Goal:
Exactly reproduce the lines from the line that has "What text is on this page?" down to the last line of the entries, inclusive.

☆ ☆ ☆

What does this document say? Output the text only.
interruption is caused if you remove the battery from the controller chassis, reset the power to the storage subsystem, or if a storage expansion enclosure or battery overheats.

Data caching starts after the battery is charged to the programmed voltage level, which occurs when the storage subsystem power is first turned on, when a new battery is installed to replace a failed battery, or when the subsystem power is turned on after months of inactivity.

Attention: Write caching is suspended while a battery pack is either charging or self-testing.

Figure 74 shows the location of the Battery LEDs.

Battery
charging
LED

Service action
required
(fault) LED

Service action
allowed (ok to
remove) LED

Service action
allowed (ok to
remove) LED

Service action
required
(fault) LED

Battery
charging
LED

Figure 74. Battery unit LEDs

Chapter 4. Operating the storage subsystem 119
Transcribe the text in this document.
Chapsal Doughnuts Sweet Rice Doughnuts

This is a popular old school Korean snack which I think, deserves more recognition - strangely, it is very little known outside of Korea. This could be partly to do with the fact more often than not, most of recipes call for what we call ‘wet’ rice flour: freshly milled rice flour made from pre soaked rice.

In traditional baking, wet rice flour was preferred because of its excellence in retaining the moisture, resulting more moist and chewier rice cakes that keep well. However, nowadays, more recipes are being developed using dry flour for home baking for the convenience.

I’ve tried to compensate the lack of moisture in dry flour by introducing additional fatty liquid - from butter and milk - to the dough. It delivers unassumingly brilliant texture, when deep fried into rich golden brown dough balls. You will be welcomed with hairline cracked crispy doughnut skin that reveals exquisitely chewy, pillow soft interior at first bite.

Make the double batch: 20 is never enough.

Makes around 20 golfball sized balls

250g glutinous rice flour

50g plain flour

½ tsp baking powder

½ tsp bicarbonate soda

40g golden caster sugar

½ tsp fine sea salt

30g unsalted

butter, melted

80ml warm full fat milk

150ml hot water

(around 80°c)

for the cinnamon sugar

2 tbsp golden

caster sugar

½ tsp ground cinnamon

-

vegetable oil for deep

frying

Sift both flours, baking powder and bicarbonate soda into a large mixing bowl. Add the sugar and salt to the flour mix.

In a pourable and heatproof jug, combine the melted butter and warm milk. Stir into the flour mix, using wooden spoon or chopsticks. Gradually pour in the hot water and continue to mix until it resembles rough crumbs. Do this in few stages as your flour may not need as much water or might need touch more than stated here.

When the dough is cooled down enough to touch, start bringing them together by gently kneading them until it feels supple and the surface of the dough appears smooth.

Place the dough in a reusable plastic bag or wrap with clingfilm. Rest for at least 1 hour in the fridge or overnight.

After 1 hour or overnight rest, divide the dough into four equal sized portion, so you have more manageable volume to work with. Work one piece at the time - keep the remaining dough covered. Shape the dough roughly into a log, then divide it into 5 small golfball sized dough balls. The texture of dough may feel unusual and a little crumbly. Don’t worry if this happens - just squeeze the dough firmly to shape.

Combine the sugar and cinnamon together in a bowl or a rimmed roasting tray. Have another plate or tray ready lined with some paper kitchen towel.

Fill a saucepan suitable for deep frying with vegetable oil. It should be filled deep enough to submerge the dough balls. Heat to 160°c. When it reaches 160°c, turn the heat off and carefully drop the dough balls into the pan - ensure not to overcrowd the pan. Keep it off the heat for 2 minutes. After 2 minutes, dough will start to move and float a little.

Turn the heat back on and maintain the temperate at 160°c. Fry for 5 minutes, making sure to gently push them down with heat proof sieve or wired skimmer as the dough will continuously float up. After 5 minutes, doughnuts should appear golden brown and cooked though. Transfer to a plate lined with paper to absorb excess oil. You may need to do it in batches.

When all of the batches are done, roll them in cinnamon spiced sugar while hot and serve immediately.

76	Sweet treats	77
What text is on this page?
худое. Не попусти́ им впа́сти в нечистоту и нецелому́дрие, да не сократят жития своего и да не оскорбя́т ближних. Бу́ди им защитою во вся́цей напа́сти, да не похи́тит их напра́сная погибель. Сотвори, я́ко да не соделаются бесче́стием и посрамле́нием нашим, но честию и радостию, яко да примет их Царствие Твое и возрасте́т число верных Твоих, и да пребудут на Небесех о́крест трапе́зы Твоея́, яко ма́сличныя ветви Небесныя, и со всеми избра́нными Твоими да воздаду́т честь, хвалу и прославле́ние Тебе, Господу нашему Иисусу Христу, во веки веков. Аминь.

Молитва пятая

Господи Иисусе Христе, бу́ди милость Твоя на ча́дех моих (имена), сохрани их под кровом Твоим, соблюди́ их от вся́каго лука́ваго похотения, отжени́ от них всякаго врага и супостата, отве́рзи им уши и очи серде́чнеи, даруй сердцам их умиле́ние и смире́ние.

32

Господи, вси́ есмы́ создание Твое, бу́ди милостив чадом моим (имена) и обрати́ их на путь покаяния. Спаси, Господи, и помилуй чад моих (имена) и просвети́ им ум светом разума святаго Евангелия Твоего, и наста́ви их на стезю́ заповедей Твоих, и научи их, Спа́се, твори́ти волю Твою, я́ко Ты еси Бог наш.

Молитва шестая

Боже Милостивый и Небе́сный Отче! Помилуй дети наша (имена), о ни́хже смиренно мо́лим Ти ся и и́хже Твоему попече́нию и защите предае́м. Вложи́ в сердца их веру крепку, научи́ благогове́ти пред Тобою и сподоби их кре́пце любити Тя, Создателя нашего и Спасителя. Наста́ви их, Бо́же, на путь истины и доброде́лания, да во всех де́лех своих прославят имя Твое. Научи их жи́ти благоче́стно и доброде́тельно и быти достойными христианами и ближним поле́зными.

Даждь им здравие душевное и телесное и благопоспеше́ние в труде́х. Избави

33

☆ ☆ ☆

Solution for this problem:
What text is on this page?
худое. Не попусти́ им впа́сти в нечистоту и нецелому́дрие, да не сократят жития своего и да не оскорбя́т ближних. Бу́ди им защитою во вся́цей напа́сти, да не похи́тит их напра́сная погибель. Сотвори, я́ко да не соделаются бесче́стием и посрамле́нием нашим, но честию и радостию, яко да примет их Царствие Твое и возрасте́т число верных Твоих, и да пребудут на Небесех о́крест трапе́зы Твоея́, яко ма́сличныя ветви Небесныя, и со всеми избра́нными Твоими да воздаду́т честь, хвалу и прославле́ние Тебе, Господу нашему Иисусу Христу, во веки веков. Аминь.

Молитва пятая

Господи Иисусе Христе, бу́ди милость Твоя на ча́дех моих (имена), сохрани их под кровом Твоим, соблюди́ их от вся́каго лука́ваго похотения, отжени́ от них всякаго врага и супостата, отве́рзи им уши и очи серде́чнеи, даруй сердцам их умиле́ние и смире́ние.

32

Господи, вси́ есмы́ создание Твое, бу́ди милостив чадом моим (имена) и обрати́ их на путь покаяния. Спаси, Господи, и помилуй чад моих (имена) и просвети́ им ум светом разума святаго Евангелия Твоего, и наста́ви их на стезю́ заповедей Твоих, и научи их, Спа́се, твори́ти волю Твою, я́ко Ты еси Бог наш.

Молитва шестая

Боже Милостивый и Небе́сный Отче! Помилуй дети наша (имена), о ни́хже смиренно мо́лим Ти ся и и́хже Твоему попече́нию и защите предае́м. Вложи́ в сердца их веру крепку, научи́ благогове́ти пред Тобою и сподоби их кре́пце любити Тя, Создателя нашего и Спасителя. Наста́ви их, Бо́же, на путь истины и доброде́лания, да во всех де́лех своих прославят имя Твое. Научи их жи́ти благоче́стно и доброде́тельно и быти достойными христианами и ближним поле́зными.

Даждь им здравие душевное и телесное и благопоспеше́ние в труде́х. Избави

33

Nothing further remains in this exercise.